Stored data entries
— start —

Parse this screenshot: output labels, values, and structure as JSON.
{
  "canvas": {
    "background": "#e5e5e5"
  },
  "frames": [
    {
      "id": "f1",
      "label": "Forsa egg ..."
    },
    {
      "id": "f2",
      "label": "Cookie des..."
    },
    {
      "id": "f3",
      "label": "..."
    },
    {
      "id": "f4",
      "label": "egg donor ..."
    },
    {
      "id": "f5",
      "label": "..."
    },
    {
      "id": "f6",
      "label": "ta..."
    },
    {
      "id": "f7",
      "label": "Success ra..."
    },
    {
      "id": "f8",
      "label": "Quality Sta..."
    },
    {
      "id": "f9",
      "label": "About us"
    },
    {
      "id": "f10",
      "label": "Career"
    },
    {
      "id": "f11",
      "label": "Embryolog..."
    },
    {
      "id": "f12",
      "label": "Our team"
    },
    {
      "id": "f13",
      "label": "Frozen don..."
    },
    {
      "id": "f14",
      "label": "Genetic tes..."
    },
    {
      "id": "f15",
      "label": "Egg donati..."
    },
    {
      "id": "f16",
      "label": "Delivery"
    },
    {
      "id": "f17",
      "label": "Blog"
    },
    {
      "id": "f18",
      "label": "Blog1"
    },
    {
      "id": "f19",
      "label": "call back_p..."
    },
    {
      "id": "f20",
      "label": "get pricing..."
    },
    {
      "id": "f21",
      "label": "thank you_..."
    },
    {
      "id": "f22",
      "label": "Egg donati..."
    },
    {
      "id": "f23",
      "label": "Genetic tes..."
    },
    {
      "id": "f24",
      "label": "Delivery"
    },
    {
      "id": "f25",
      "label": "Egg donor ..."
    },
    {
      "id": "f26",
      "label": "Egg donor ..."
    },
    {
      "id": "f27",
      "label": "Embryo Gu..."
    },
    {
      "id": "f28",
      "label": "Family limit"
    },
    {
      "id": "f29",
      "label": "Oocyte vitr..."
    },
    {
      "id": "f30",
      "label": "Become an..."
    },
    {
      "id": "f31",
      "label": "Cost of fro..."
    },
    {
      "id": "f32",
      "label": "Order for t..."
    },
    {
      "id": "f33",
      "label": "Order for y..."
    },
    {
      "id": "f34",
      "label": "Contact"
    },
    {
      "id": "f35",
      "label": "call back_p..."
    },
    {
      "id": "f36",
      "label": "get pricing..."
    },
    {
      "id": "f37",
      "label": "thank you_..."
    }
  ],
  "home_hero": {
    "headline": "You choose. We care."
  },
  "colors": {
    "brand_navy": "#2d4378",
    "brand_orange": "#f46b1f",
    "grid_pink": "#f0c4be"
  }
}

— end —
— start —

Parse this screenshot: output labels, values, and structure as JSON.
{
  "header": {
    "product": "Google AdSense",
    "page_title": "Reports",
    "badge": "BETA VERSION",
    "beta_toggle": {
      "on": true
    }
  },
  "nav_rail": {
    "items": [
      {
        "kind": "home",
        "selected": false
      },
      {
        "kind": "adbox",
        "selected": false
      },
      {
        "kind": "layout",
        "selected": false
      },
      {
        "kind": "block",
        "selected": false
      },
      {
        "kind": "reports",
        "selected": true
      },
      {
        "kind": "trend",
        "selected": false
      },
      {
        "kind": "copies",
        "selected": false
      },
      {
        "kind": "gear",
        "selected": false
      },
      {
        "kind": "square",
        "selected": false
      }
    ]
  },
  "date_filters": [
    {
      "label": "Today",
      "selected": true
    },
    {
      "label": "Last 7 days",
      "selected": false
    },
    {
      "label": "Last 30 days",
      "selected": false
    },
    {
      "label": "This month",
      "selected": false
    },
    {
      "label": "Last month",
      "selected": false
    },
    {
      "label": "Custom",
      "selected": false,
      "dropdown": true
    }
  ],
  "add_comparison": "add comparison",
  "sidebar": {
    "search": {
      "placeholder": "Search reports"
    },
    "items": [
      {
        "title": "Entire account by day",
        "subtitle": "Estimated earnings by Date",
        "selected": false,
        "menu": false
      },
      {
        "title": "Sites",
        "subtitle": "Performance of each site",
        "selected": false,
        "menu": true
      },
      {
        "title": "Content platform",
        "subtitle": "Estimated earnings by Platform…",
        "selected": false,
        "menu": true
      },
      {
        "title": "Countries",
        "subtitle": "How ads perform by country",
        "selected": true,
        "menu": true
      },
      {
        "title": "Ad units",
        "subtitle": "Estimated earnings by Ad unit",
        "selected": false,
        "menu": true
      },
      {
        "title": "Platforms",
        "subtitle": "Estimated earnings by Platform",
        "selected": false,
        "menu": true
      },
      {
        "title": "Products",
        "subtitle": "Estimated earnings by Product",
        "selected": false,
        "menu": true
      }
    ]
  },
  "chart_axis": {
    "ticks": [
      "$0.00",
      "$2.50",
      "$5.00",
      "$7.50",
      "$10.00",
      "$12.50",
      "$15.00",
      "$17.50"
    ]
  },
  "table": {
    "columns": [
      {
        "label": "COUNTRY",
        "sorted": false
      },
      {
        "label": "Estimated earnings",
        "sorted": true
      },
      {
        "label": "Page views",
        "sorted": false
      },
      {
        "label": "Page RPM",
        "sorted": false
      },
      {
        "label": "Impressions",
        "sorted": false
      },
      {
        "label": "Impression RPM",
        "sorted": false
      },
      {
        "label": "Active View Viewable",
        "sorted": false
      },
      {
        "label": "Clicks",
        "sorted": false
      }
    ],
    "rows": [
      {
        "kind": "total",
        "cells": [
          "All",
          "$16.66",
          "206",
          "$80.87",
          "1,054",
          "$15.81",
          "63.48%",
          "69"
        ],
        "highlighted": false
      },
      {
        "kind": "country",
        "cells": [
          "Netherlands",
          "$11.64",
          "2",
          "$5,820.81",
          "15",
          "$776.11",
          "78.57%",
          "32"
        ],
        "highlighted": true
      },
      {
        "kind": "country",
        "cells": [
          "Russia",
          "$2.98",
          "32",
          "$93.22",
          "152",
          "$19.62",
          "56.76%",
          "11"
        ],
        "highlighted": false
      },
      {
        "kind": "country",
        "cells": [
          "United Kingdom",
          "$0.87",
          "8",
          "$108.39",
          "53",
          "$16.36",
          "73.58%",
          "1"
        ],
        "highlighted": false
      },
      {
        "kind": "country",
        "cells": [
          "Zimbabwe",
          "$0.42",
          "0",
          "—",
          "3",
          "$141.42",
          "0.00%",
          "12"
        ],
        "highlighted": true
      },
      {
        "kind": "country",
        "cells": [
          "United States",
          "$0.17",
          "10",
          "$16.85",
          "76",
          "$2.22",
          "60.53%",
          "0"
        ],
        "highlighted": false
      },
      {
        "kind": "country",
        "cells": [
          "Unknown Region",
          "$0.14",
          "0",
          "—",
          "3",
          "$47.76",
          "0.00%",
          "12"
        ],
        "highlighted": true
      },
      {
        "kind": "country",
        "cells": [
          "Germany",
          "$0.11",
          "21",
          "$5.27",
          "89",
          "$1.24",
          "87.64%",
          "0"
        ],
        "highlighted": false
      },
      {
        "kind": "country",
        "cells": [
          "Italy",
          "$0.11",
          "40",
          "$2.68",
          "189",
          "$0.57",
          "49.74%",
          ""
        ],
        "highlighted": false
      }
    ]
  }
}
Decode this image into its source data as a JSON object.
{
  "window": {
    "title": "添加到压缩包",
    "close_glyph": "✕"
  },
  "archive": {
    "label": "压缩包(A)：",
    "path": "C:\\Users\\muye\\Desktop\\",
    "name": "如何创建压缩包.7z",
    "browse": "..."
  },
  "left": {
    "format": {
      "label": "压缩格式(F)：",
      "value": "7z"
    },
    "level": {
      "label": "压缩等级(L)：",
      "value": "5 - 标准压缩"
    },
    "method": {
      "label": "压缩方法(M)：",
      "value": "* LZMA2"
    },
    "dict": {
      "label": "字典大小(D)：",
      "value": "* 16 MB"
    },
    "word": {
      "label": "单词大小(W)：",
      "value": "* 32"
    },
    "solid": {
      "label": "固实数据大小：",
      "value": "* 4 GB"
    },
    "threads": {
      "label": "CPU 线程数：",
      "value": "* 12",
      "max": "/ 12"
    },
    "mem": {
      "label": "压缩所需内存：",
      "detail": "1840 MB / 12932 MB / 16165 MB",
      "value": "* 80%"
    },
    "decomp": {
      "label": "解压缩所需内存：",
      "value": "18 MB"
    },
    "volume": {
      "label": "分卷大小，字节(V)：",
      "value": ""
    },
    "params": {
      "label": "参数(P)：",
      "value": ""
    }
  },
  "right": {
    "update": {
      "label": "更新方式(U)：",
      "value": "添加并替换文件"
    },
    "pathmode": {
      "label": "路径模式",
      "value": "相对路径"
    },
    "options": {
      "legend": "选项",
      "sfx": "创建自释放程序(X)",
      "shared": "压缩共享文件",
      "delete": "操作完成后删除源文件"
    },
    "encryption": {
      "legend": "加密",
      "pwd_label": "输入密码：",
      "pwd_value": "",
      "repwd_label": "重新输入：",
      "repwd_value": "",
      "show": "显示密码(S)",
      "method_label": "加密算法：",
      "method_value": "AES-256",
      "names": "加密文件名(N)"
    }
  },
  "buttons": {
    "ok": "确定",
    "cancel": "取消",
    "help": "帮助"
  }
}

— end —
— start —

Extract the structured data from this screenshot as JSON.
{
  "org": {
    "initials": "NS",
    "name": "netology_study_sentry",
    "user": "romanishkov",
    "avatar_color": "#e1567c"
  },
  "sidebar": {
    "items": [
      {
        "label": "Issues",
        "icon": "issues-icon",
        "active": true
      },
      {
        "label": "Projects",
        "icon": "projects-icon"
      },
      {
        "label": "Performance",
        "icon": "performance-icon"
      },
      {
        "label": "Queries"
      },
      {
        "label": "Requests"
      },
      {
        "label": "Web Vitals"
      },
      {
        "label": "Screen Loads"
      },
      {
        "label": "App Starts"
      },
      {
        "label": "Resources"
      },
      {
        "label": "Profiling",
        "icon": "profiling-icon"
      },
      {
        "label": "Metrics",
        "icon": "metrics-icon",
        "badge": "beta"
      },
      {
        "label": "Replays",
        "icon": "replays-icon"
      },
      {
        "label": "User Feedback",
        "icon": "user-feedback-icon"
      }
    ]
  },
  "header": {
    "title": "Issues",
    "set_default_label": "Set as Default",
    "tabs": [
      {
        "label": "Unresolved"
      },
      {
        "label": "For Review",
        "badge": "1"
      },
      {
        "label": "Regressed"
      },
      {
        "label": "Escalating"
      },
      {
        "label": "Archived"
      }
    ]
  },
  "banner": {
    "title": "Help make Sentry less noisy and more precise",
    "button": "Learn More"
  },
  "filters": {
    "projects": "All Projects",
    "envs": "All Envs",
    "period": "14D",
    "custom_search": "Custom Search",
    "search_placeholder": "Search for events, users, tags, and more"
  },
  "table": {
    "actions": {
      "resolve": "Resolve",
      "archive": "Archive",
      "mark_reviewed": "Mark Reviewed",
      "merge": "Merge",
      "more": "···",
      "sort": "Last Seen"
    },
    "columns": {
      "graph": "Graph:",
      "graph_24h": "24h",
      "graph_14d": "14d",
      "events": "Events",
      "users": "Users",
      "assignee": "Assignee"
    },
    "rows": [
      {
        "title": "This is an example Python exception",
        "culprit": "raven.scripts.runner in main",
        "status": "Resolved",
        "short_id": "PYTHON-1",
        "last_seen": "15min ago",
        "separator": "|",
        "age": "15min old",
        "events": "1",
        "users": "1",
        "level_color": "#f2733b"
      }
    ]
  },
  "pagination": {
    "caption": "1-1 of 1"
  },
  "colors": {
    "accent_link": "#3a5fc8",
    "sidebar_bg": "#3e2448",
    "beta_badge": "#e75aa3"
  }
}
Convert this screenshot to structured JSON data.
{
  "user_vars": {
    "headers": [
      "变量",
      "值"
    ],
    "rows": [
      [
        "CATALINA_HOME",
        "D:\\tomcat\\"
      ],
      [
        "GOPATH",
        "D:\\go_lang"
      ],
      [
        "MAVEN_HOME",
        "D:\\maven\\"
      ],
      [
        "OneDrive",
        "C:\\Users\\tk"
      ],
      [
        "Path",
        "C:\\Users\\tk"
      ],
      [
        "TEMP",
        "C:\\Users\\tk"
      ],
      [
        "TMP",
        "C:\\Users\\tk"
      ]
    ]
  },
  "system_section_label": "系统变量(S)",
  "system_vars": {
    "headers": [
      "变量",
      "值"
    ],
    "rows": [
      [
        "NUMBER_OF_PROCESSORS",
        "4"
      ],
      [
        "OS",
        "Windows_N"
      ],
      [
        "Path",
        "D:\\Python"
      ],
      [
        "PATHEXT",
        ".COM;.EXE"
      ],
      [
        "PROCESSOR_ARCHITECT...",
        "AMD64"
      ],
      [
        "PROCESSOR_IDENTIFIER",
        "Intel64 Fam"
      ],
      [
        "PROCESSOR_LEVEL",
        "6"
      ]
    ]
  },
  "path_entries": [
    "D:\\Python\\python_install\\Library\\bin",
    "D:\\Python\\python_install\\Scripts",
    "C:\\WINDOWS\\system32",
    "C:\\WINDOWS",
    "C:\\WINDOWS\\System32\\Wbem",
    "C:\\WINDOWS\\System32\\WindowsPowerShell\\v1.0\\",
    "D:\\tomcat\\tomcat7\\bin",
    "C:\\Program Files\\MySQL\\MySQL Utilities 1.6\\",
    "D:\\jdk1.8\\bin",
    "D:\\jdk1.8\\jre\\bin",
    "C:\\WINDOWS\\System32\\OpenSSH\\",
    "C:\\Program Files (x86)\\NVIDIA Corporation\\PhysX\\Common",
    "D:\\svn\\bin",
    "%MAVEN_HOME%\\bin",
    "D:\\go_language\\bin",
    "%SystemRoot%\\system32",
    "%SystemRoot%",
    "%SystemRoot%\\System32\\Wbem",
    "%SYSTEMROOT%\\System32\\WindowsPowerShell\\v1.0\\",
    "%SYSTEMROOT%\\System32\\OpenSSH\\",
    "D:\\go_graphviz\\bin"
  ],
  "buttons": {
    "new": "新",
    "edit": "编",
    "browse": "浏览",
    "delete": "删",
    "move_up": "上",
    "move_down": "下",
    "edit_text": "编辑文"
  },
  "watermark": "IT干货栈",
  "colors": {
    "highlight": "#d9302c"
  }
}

— end —

SET PROBLEM. Provide the number of lines containing the string "Estimated", with no other output.

IN RESPONSE. 6